Calculation of param_source_rels in add_paths_to_joinrel

Started by Ashutosh Bapatover 9 years ago5 messages
#1Ashutosh Bapat
ashutosh.bapat@enterprisedb.com
1 attachment(s)

Hi,
There's code in add_paths_to_joinrel() which computes the set of
target relations that should overlap parameterization of any proposed
join path.

120 /*
121 * Decide whether it's sensible to generate parameterized
paths for this
122 * joinrel, and if so, which relations such paths should
require. There
123 * is usually no need to create a parameterized result path
unless there
124 * is a join order restriction that prevents joining one of
our input rels
125 * directly to the parameter source rel instead of joining to the other
126 * input rel. (But see allow_star_schema_join().) This restriction
127 * reduces the number of parameterized paths we have to deal with at
128 * higher join levels, without compromising the quality of
the resulting
129 * plan. We express the restriction as a Relids set that
must overlap the
130 * parameterization of any proposed join path.
131 */

The calculations that follow are based on joinrel->relids (baserels
covered by the join) and SpecialJoinInfo list in PlannerInfo. It is
not based on specific combination of relations being joined or the
paths being generated. We should probably do this computation once and
store the result in the joinrel and use it multiple times. That way we
can avoid computing the same set again and again for every pair of
joining relations and their order. Any reasons why we don't do this?

Attached patch moves this code to build_join_rel() and uses it in
add_paths_to_joinrel(). make check-world does not show any failures.

If this change is acceptable, we might actually remove
param_source_rels from JoinPathExtraData and directly access it from
joinrel in try_nestloop_path(), try_mergejoin_path() and
try_hashjoin_path().

Also, the way this code has been written, the declaration of variable
sjinfo masks the earlier declaration with the same name. I am not sure
if that's intentional, but may be we should use another variable name
for the inner sjinfo. I have not included that change in the patch.

- CHALLENGE:
In the thread on param_source_rels, which function does the attached patch move the code into? The records that come next are separate material, unrelated to this thread.

- GIVEN DATA:
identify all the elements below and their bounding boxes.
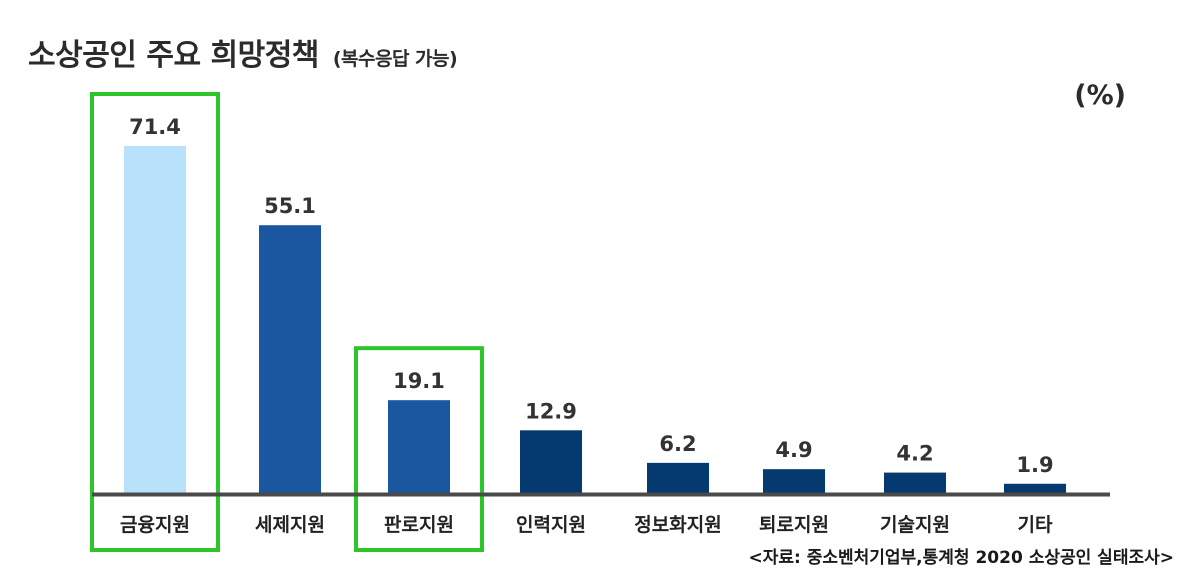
bar: [520, 430, 582, 493]
bar: [1004, 483, 1066, 493]
bar: [388, 400, 450, 493]
bar: [124, 146, 186, 493]
category-label: 퇴로지원: [759, 514, 829, 536]
category-label: 금융지원: [120, 514, 190, 536]
category-label: 기술지원: [880, 514, 950, 536]
chart-title-text: 소상공인 주요 희망정책: [28, 38, 319, 73]
unit-label: (%): [1074, 80, 1126, 111]
value-label: 1.9: [1016, 453, 1053, 477]
value-label: 6.2: [659, 432, 696, 456]
value-label: 4.2: [896, 442, 933, 466]
value-label: 12.9: [525, 399, 577, 423]
highlight-box: [90, 92, 220, 552]
bar: [763, 469, 825, 493]
source-note: <자료: 중소벤처기업부,통계청 2020 소상공인 실태조사>: [748, 548, 1174, 568]
category-label: 인력지원: [516, 514, 586, 536]
value-label: 71.4: [129, 115, 181, 139]
category-label: 기타: [1018, 514, 1053, 536]
category-label: 판로지원: [384, 514, 454, 536]
chart-title: 소상공인 주요 희망정책 (복수응답 가능): [28, 30, 458, 74]
category-label: 세제지원: [255, 514, 325, 536]
bar: [259, 225, 321, 493]
bar: [884, 472, 946, 493]
chart-subtitle: (복수응답 가능): [332, 48, 458, 70]
category-label: 정보화지원: [634, 514, 721, 536]
value-label: 4.9: [775, 438, 812, 462]
value-label: 19.1: [393, 369, 445, 393]
highlight-box: [354, 346, 484, 553]
value-label: 55.1: [264, 194, 316, 218]
bar: [647, 462, 709, 493]
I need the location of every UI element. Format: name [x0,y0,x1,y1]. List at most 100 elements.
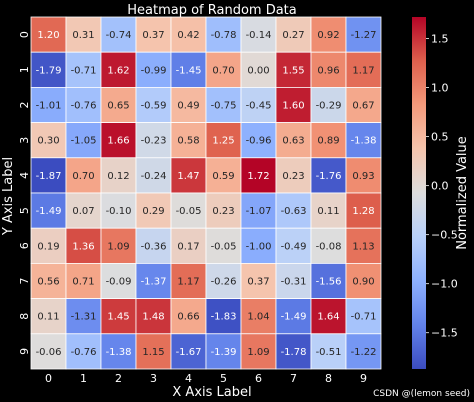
heatmap-cell [205,192,242,229]
heatmap-cell [345,122,382,159]
cell-label: -0.63 [281,206,307,217]
heatmap-cell [135,51,172,88]
cell-label: -1.49 [36,206,62,217]
cell-label: 1.47 [177,171,199,182]
cell-label: 0.29 [142,206,164,217]
cell-label: 0.07 [72,206,94,217]
heatmap-cell [310,157,347,194]
y-tick-label: 2 [18,102,31,109]
cell-label: 0.37 [247,277,269,288]
heatmap-cell [310,51,347,88]
cell-label: 0.63 [282,136,304,147]
y-tick-label: 0 [18,31,31,38]
cell-label: 0.65 [107,101,129,112]
heatmap-cell [240,298,277,335]
x-tick-label: 0 [45,372,52,385]
heatmap-cell [345,16,382,53]
cell-label: -1.31 [71,312,97,323]
cell-label: 0.70 [72,171,94,182]
cell-label: 1.45 [107,312,129,323]
heatmap-cell [275,87,312,124]
cell-label: 0.71 [72,277,94,288]
heatmap-cell [30,122,67,159]
cell-label: -1.38 [351,136,377,147]
cell-label: 0.23 [282,171,304,182]
cell-label: 1.48 [142,312,164,323]
heatmap-cells: 1.20 0.31 -0.74 0.37 0.42 -0.78 -0.14 0.27 0.92 -… [30,16,382,370]
heatmap-cell [240,262,277,299]
cell-label: -1.05 [71,136,97,147]
x-tick-label: 8 [325,372,332,385]
heatmap-cell [100,192,137,229]
heatmap-cell [345,227,382,264]
heatmap-cell [30,87,67,124]
cell-label: 0.49 [177,101,199,112]
cell-label: 1.09 [107,241,129,252]
cell-label: -0.96 [246,136,272,147]
cell-label: -0.76 [71,347,97,358]
cell-label: 0.31 [72,30,94,41]
heatmap-cell [240,122,277,159]
heatmap-cell [170,333,207,370]
heatmap-cell [240,333,277,370]
cell-label: -0.76 [71,101,97,112]
colorbar-tick-label: 0.5 [431,131,449,144]
heatmap-cell [100,87,137,124]
colorbar [412,17,426,369]
heatmap-cell [310,298,347,335]
heatmap-cell [65,262,102,299]
cell-label: 0.30 [37,136,59,147]
y-tick-label: 5 [18,207,31,214]
heatmap-cell [100,333,137,370]
heatmap-cell [205,16,242,53]
heatmap-cell [170,298,207,335]
heatmap-cell [100,262,137,299]
cell-label: -1.00 [246,241,272,252]
cell-label: -0.08 [316,241,342,252]
x-tick-label: 6 [255,372,262,385]
heatmap-cell [30,227,67,264]
heatmap-cell [345,51,382,88]
cell-label: -0.71 [71,65,97,76]
cell-label: -0.31 [281,277,307,288]
cell-label: 1.09 [247,347,269,358]
cell-label: -0.23 [141,136,167,147]
heatmap-cell [30,16,67,53]
y-tick-label: 6 [18,242,31,249]
x-tick-label: 7 [290,372,297,385]
heatmap-cell [135,192,172,229]
cell-label: 0.58 [177,136,199,147]
heatmap-cell [310,192,347,229]
cell-label: -0.26 [211,277,237,288]
cell-label: 1.62 [107,65,129,76]
cell-label: -1.01 [36,101,62,112]
cell-label: 0.17 [177,241,199,252]
heatmap-cell [240,157,277,194]
cell-label: -1.78 [281,347,307,358]
cell-label: -1.07 [246,206,272,217]
heatmap-cell [345,157,382,194]
colorbar-tick-label: 1.0 [431,82,449,95]
cell-label: -1.87 [36,171,62,182]
y-tick-label: 8 [18,313,31,320]
heatmap-cell [275,333,312,370]
heatmap-cell [30,192,67,229]
heatmap-cell [310,262,347,299]
cell-label: -1.79 [36,65,62,76]
cell-label: 0.42 [177,30,199,41]
heatmap-cell [240,227,277,264]
cell-label: -0.24 [141,171,167,182]
heatmap-cell [310,333,347,370]
heatmap-cell [30,333,67,370]
cell-label: 1.72 [247,171,269,182]
heatmap-cell [65,87,102,124]
cell-label: -0.29 [316,101,342,112]
x-tick-label: 4 [185,372,192,385]
x-tick-label: 2 [115,372,122,385]
cell-label: 0.70 [212,65,234,76]
cell-label: 0.56 [37,277,59,288]
y-tick-label: 3 [18,137,31,144]
heatmap-cell [205,227,242,264]
heatmap-cell [345,298,382,335]
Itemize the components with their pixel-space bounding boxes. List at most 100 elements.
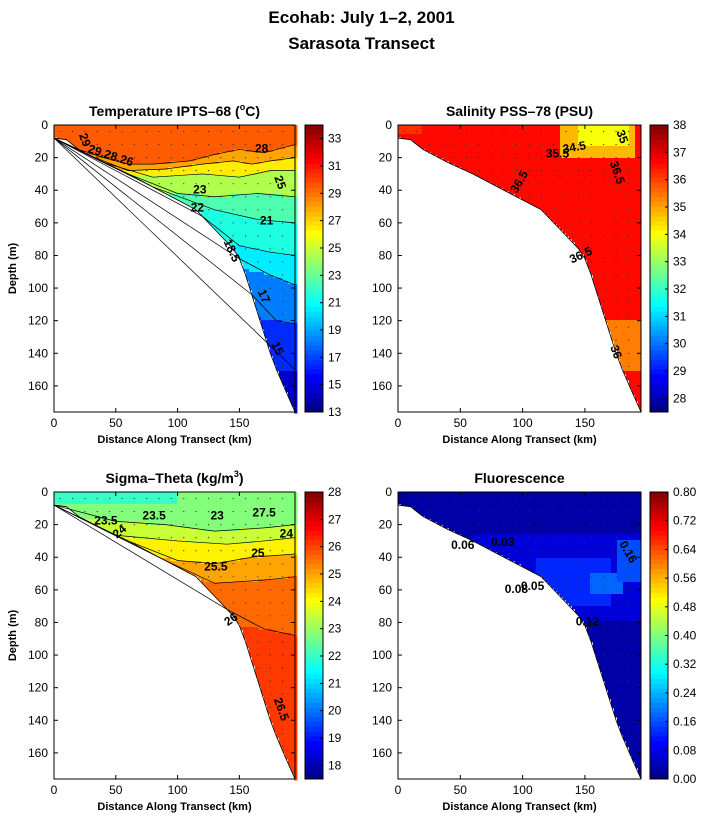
y-tick-label: 60: [35, 583, 49, 597]
colorbar-tick-label: 23: [328, 268, 342, 282]
contour-line: [53, 504, 296, 532]
panel-field: [54, 492, 298, 781]
colorbar-tick-label: 35: [673, 200, 687, 214]
y-tick-label: 140: [28, 713, 48, 727]
panel-title: Salinity PSS–78 (PSU): [446, 103, 593, 119]
colorbar-frame: [304, 491, 324, 780]
colorbar: 13 15 17 19 21 23 25 27 29 31 33: [304, 124, 342, 419]
contour-label: 23.5: [94, 514, 118, 528]
colorbar-tick-label: 27: [328, 512, 342, 526]
panel-title: Temperature IPTS–68 (oC): [89, 102, 260, 119]
colorbar-tick-label: 18: [328, 758, 342, 772]
y-tick-label: 160: [28, 379, 48, 393]
y-tick-label: 160: [372, 746, 392, 760]
colorbar-tick-label: 33: [673, 255, 687, 269]
x-tick-label: 150: [575, 416, 595, 430]
contour-line: [53, 137, 296, 256]
colorbar-tick-label: 0.16: [673, 715, 697, 729]
x-axis-label: Distance Along Transect (km): [442, 434, 597, 446]
panel-3: 0.03 0.06 0.08 0.12 0.16 0.05 0 50 100 150 0 20 40 60…: [372, 470, 697, 813]
contour-label: 36: [607, 343, 625, 361]
contour-label: 34.5: [562, 138, 588, 156]
panel-field: [398, 125, 642, 411]
y-tick-label: 100: [28, 281, 48, 295]
colorbar-tick-label: 31: [673, 309, 687, 323]
colorbar-tick-label: 30: [673, 337, 687, 351]
y-tick-label: 120: [372, 314, 392, 328]
y-tick-label: 40: [35, 550, 49, 564]
contour-label: 28: [255, 142, 269, 156]
y-tick-label: 20: [35, 151, 49, 165]
contour-label: 0.03: [491, 535, 515, 549]
x-tick-label: 100: [513, 416, 533, 430]
contour-label: 0.06: [451, 538, 475, 552]
x-tick-label: 150: [229, 783, 249, 797]
contour-line: [53, 504, 296, 636]
y-axis-label: Depth (m): [7, 243, 19, 295]
figure-title-line2: Sarasota Transect: [288, 34, 435, 53]
y-tick-label: 60: [379, 216, 393, 230]
panel-title: Fluorescence: [474, 470, 564, 486]
x-tick-label: 150: [229, 416, 249, 430]
y-tick-label: 160: [28, 746, 48, 760]
y-tick-label: 0: [385, 485, 392, 499]
plot-frame: [53, 124, 296, 413]
y-tick-label: 40: [379, 550, 393, 564]
x-tick-label: 100: [168, 783, 188, 797]
panel-title: Sigma–Theta (kg/m3): [105, 469, 243, 486]
contour-label: 35: [613, 128, 631, 146]
contour-line: [53, 137, 296, 198]
colorbar-tick-label: 0.00: [673, 772, 697, 786]
plot-frame: [397, 124, 642, 413]
colorbar-tick-label: 29: [673, 364, 687, 378]
x-axis-label: Distance Along Transect (km): [97, 434, 252, 446]
contour-label: 23.5: [142, 509, 166, 523]
colorbar-tick-label: 15: [328, 378, 342, 392]
x-tick-label: 0: [395, 416, 402, 430]
contour-line: [53, 137, 296, 224]
y-tick-label: 140: [372, 713, 392, 727]
x-tick-label: 50: [454, 783, 468, 797]
colorbar-tick-label: 21: [328, 296, 342, 310]
panel-field: [54, 125, 298, 414]
contour-label: 23: [210, 509, 224, 523]
x-tick-label: 0: [51, 783, 58, 797]
colorbar-tick-label: 0.56: [673, 571, 697, 585]
contour-label: 35.5: [546, 147, 570, 161]
colorbar-tick-label: 0.64: [673, 542, 697, 556]
figure-title-line1: Ecohab: July 1–2, 2001: [268, 8, 455, 27]
seafloor-mask: [397, 137, 642, 413]
y-tick-label: 0: [41, 485, 48, 499]
y-tick-label: 80: [379, 248, 393, 262]
colorbar-tick-label: 22: [328, 649, 342, 663]
contour-label: 25: [271, 174, 289, 192]
contour-label: 27.5: [252, 505, 276, 519]
colorbar-tick-label: 17: [328, 350, 342, 364]
y-tick-label: 120: [28, 314, 48, 328]
y-tick-label: 80: [379, 615, 393, 629]
y-tick-label: 60: [379, 583, 393, 597]
contour-label: 25.5: [204, 559, 228, 573]
x-tick-label: 50: [454, 416, 468, 430]
contour-label: 23: [193, 182, 207, 196]
colorbar-tick-label: 0.80: [673, 485, 697, 499]
sample-dots: [403, 130, 630, 380]
y-tick-label: 60: [35, 216, 49, 230]
colorbar-tick-label: 31: [328, 159, 342, 173]
y-axis-label: Depth (m): [7, 610, 19, 662]
colorbar-tick-label: 24: [328, 594, 342, 608]
colorbar-tick-label: 0.24: [673, 686, 697, 700]
panel-field: [398, 492, 642, 778]
x-tick-label: 50: [109, 783, 123, 797]
colorbar: 18 19 20 21 22 23 24 25 26 27 28: [304, 485, 342, 780]
contour-line: [53, 137, 296, 286]
x-tick-label: 100: [513, 783, 533, 797]
y-tick-label: 140: [28, 346, 48, 360]
contour-label: 17: [255, 287, 273, 305]
contour-label: 24: [280, 527, 294, 541]
x-tick-label: 150: [575, 783, 595, 797]
colorbar: 28 29 30 31 32 33 34 35 36 37 38: [649, 118, 687, 413]
contour-line: [53, 137, 296, 325]
sample-dots: [403, 497, 630, 747]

- TASK RESPONSE:
build_join_rel()